## PROBLEM
Count every line of the material that holds the string "Adoles". Respond with the total only.

--- RECORD EXCERPTS ---

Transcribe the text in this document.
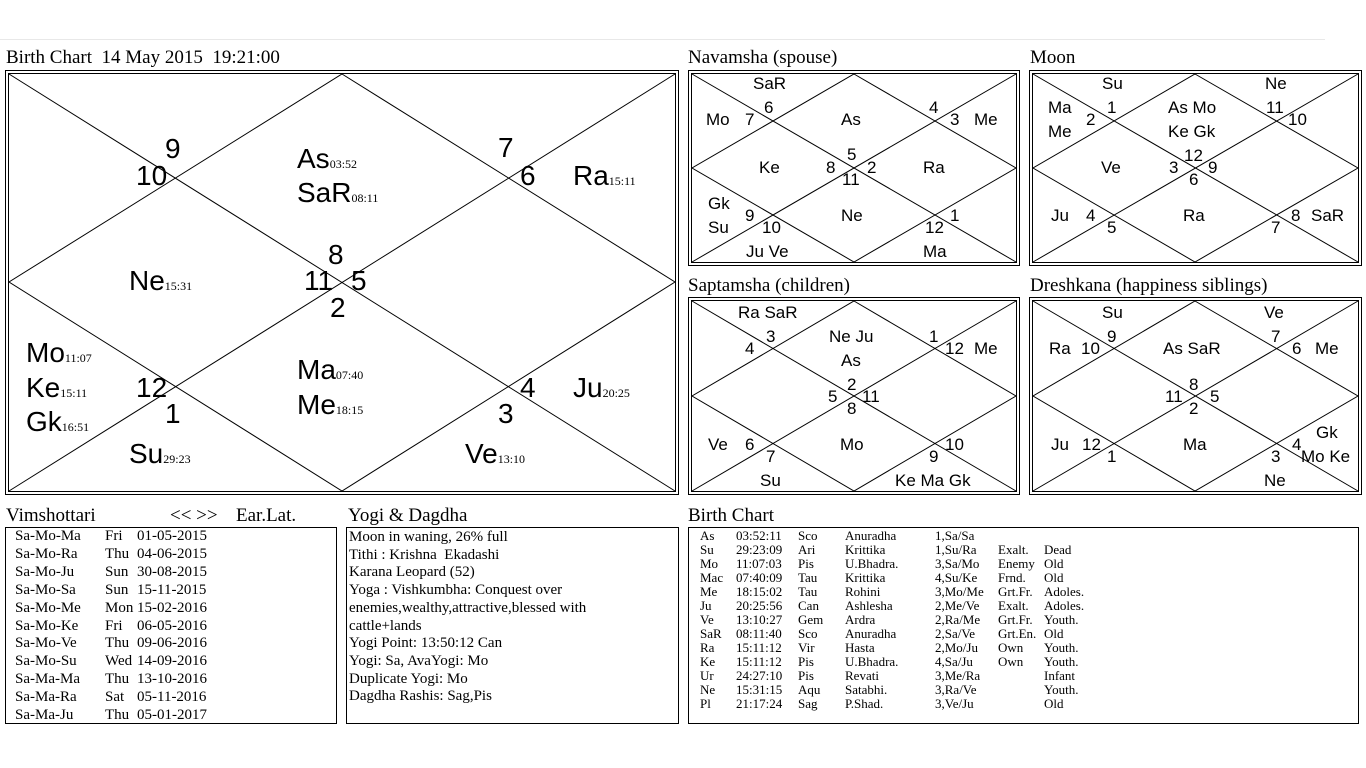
Birth Chart  14 May 2015  19:21:00
8
7
6
5
4
3
2
1
12
11
10
9	As03:52
SaR08:11
Ra15:11
Ne15:31
Mo11:07
Ke15:11
Gk16:51
Su29:23
Ma07:40
Me18:15
Ju20:25
Ve13:10
Navamsha (spouse)
6
7
4
3
5
8
11
2
9
10	12
1
SaR
Mo	As	Me
Ke	Ra
Gk
Su
Ne
Ju Ve	Ma
Moon
1
2
11
10
12
3
6
9
4
5
8
7
Su	Ne
Ma
Me
As Mo
Ke Gk
Ve
Ju	Ra	SaR
Saptamsha (children)
3
4
1
12
2
5
8
11
6
7
10
9
Ra SaR
Ne Ju
As
Me
Ve	Mo
Su	Ke Ma Gk
Dreshkana (happiness siblings)
9
10
7
6
8
11
2
5
12
1
4
3
Su	Ve
Ra	As SaR	Me
Ju	Ma
Gk
Mo Ke
Ne
Vimshottari	<< >> Ear.Lat.
Sa-Mo-Ma Fri 01-05-2015
Sa-Mo-Ra Thu 04-06-2015
Sa-Mo-Ju Sun 30-08-2015
Sa-Mo-Sa Sun 15-11-2015
Sa-Mo-Me Mon 15-02-2016
Sa-Mo-Ke Fri 06-05-2016
Sa-Mo-Ve Thu 09-06-2016
Sa-Mo-Su Wed 14-09-2016
Sa-Ma-Ma Thu 13-10-2016
Sa-Ma-Ra Sat 05-11-2016
Sa-Ma-Ju Thu 05-01-2017
Yogi & Dagdha
Moon in waning, 26% full
Tithi : Krishna  Ekadashi
Karana Leopard (52)
Yoga : Vishkumbha: Conquest over
enemies,wealthy,attractive,blessed with
cattle+lands
Yogi Point: 13:50:12 Can
Yogi: Sa, AvaYogi: Mo
Duplicate Yogi: Mo
Dagdha Rashis: Sag,Pis
Birth Chart
As 03:52:11 Sco Anuradha	1,Sa/Sa
Su 29:23:09 Ari Krittika	1,Su/Ra Exalt. Dead
Mo 11:07:03 Pis U.Bhadra.	3,Sa/Mo Enemy Old
Mac 07:40:09 Tau Krittika	4,Su/Ke Frnd. Old
Me 18:15:02 Tau Rohini	3,Mo/Me Grt.Fr. Adoles.
Ju 20:25:56 Can Ashlesha	2,Me/Ve Exalt. Adoles.
Ve 13:10:27 Gem Ardra	2,Ra/Me Grt.Fr. Youth.
SaR 08:11:40 Sco Anuradha	2,Sa/Ve Grt.En. Old
Ra 15:11:12 Vir Hasta	2,Mo/Ju Own Youth.
Ke 15:11:12 Pis U.Bhadra.	4,Sa/Ju Own Youth.
Ur 24:27:10 Pis Revati	3,Me/Ra	Infant
Ne 15:31:15 Aqu Satabhi.	3,Ra/Ve	Youth.
Pl 21:17:24 Sag P.Shad.	3,Ve/Ju	Old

---

## EXERCISE ANSWER
2